Extracted records:
+++
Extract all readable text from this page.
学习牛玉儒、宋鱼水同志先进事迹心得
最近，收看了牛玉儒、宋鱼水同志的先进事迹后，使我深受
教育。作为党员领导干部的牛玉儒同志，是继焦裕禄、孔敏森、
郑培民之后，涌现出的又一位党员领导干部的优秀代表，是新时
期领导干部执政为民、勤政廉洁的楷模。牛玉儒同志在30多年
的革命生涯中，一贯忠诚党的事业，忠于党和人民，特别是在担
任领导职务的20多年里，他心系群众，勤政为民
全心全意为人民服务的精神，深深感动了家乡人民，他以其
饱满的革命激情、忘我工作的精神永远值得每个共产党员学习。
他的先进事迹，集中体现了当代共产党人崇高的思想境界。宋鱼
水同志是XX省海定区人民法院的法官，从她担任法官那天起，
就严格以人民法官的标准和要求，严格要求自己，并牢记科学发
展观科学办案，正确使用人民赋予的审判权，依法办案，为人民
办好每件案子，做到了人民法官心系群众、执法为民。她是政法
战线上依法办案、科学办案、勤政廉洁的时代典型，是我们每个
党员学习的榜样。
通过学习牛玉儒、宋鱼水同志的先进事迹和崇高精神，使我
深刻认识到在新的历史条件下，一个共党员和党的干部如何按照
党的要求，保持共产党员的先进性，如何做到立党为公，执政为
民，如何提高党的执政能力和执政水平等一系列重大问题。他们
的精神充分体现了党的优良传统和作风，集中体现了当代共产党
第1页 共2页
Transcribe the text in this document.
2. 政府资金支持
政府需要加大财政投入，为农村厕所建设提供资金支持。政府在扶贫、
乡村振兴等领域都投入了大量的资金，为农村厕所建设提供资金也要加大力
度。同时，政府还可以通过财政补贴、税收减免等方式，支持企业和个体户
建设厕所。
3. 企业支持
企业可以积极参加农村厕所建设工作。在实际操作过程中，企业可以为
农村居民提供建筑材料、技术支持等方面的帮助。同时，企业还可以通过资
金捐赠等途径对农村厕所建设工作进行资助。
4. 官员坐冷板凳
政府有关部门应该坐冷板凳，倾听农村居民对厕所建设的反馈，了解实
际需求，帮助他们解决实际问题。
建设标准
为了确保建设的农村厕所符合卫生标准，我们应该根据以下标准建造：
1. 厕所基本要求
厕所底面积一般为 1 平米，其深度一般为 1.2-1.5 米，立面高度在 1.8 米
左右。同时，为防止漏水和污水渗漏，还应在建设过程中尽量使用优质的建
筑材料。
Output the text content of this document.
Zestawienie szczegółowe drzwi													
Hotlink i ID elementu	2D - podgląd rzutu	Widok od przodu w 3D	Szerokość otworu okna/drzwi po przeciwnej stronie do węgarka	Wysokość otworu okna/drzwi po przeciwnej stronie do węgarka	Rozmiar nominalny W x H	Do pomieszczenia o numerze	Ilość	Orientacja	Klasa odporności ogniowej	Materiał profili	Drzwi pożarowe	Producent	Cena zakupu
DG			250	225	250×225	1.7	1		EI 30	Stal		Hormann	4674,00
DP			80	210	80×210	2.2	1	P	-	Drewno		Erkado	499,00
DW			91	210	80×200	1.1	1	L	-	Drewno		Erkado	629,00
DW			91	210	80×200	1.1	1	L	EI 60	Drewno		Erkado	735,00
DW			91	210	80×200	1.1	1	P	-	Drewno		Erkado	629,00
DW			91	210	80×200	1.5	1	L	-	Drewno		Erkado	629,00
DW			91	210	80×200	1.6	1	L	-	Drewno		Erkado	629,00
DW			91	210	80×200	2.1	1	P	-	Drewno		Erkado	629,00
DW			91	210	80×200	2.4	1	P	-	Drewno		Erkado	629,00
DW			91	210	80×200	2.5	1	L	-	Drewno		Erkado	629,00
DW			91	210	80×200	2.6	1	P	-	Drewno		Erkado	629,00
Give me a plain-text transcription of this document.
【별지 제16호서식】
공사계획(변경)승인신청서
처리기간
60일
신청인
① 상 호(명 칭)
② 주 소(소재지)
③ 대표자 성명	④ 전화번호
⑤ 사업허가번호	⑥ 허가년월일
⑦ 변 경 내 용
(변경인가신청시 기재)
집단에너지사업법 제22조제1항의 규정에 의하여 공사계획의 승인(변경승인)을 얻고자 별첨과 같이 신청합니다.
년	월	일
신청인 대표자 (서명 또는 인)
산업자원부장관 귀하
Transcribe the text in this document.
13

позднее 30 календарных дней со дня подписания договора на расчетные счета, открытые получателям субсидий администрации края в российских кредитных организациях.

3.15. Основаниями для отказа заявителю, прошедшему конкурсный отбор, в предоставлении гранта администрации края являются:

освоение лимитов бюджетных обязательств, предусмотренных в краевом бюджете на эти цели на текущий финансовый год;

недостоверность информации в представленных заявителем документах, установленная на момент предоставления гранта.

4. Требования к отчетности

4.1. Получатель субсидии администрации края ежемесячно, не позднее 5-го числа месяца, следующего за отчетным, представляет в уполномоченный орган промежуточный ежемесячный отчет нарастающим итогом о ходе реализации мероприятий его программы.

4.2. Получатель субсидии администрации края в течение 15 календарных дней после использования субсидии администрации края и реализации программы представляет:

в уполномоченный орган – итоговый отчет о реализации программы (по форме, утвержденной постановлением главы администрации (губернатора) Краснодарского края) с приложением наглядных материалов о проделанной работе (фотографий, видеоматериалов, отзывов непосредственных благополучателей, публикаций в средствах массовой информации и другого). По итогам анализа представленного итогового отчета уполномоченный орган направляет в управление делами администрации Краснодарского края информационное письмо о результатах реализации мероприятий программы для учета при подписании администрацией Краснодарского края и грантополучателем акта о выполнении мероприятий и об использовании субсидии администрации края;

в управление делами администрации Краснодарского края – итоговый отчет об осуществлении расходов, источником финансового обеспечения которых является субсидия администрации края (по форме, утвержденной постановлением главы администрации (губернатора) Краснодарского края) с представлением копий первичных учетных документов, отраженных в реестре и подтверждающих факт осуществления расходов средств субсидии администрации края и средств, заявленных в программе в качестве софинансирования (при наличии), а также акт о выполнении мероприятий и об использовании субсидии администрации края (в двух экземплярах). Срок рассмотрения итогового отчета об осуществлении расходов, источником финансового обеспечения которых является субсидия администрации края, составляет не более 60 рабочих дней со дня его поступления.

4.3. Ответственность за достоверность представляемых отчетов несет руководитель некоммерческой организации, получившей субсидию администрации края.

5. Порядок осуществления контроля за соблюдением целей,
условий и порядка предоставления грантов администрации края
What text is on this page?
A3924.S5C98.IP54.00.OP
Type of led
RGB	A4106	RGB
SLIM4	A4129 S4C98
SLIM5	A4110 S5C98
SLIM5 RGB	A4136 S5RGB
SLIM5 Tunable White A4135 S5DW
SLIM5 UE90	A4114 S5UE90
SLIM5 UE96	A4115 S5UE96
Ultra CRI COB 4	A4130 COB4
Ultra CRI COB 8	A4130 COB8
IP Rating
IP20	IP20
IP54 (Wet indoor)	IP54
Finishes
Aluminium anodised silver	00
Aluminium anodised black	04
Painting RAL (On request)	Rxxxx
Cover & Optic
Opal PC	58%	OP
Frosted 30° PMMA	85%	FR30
+++
From the records above, pull out each line that has "Получатель".

§ Final result
4.1. Получатель субсидии администрации края ежемесячно, не позднее 5-го числа месяца, следующего за отчетным, представляет в уполномоченный орган промежуточный ежемесячный отчет нарастающим итогом о ходе реализации мероприятий его программы.
4.2. Получатель субсидии администрации края в течение 15 календарных дней после использования субсидии администрации края и реализации программы представляет:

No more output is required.